Will you output the entries below exactly, skipping every image they contain?

Data items
_ _ _

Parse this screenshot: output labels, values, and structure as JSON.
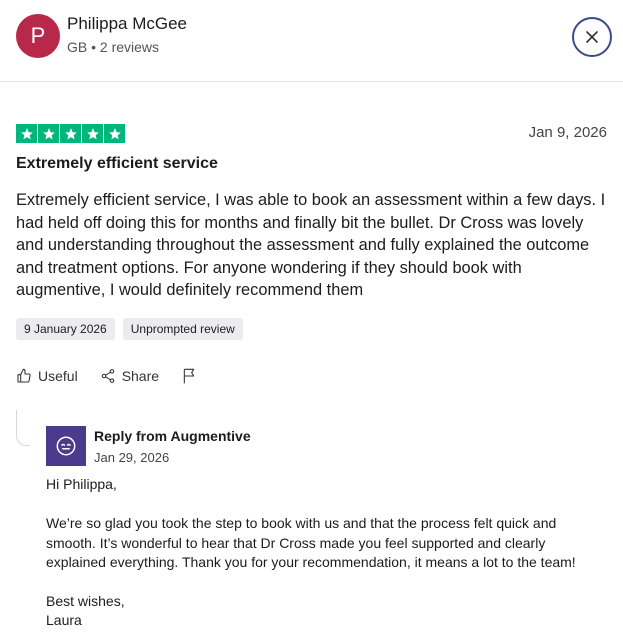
{
  "reviewer": {
    "initial": "P",
    "name": "Philippa McGee",
    "meta": "GB • 2 reviews"
  },
  "review": {
    "rating": 5,
    "date": "Jan 9, 2026",
    "title": "Extremely efficient service",
    "body": "Extremely efficient service, I was able to book an assessment within a few days. I had held off doing this for months and finally bit the bullet. Dr Cross was lovely and understanding throughout the assessment and fully explained the outcome and treatment options. For anyone wondering if they should book with augmentive, I would definitely recommend them",
    "tags": [
      "9 January 2026",
      "Unprompted review"
    ]
  },
  "actions": {
    "useful_label": "Useful",
    "share_label": "Share"
  },
  "reply": {
    "from": "Reply from Augmentive",
    "date": "Jan 29, 2026",
    "greeting": "Hi Philippa,",
    "body": "We’re so glad you took the step to book with us and that the process felt quick and smooth. It’s wonderful to hear that Dr Cross made you feel supported and clearly explained everything. Thank you for your recommendation, it means a lot to the team!",
    "signoff": "Best wishes,",
    "signature": "Laura"
  },
  "colors": {
    "star_green": "#00b67a",
    "avatar_bg": "#b8284a",
    "reply_logo_bg": "#4b3b8c",
    "close_border": "#3b4a8c"
  },
  "icons": [
    "close-icon",
    "star-icon",
    "thumbs-up-icon",
    "share-icon",
    "flag-icon",
    "augmentive-logo"
  ]
}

_ _ _

▸ **Task output**
Parse this screenshot: output labels, values, and structure as JSON.
{
  "reviewer": {
    "initial": "P",
    "name": "Philippa McGee",
    "meta": "GB • 2 reviews"
  },
  "review": {
    "rating": 5,
    "date": "Jan 9, 2026",
    "title": "Extremely efficient service",
    "body": "Extremely efficient service, I was able to book an assessment within a few days. I had held off doing this for months and finally bit the bullet. Dr Cross was lovely and understanding throughout the assessment and fully explained the outcome and treatment options. For anyone wondering if they should book with augmentive, I would definitely recommend them",
    "tags": [
      "9 January 2026",
      "Unprompted review"
    ]
  },
  "actions": {
    "useful_label": "Useful",
    "share_label": "Share"
  },
  "reply": {
    "from": "Reply from Augmentive",
    "date": "Jan 29, 2026",
    "greeting": "Hi Philippa,",
    "body": "We’re so glad you took the step to book with us and that the process felt quick and smooth. It’s wonderful to hear that Dr Cross made you feel supported and clearly explained everything. Thank you for your recommendation, it means a lot to the team!",
    "signoff": "Best wishes,",
    "signature": "Laura"
  },
  "colors": {
    "star_green": "#00b67a",
    "avatar_bg": "#b8284a",
    "reply_logo_bg": "#4b3b8c",
    "close_border": "#3b4a8c"
  },
  "icons": [
    "close-icon",
    "star-icon",
    "thumbs-up-icon",
    "share-icon",
    "flag-icon",
    "augmentive-logo"
  ]
}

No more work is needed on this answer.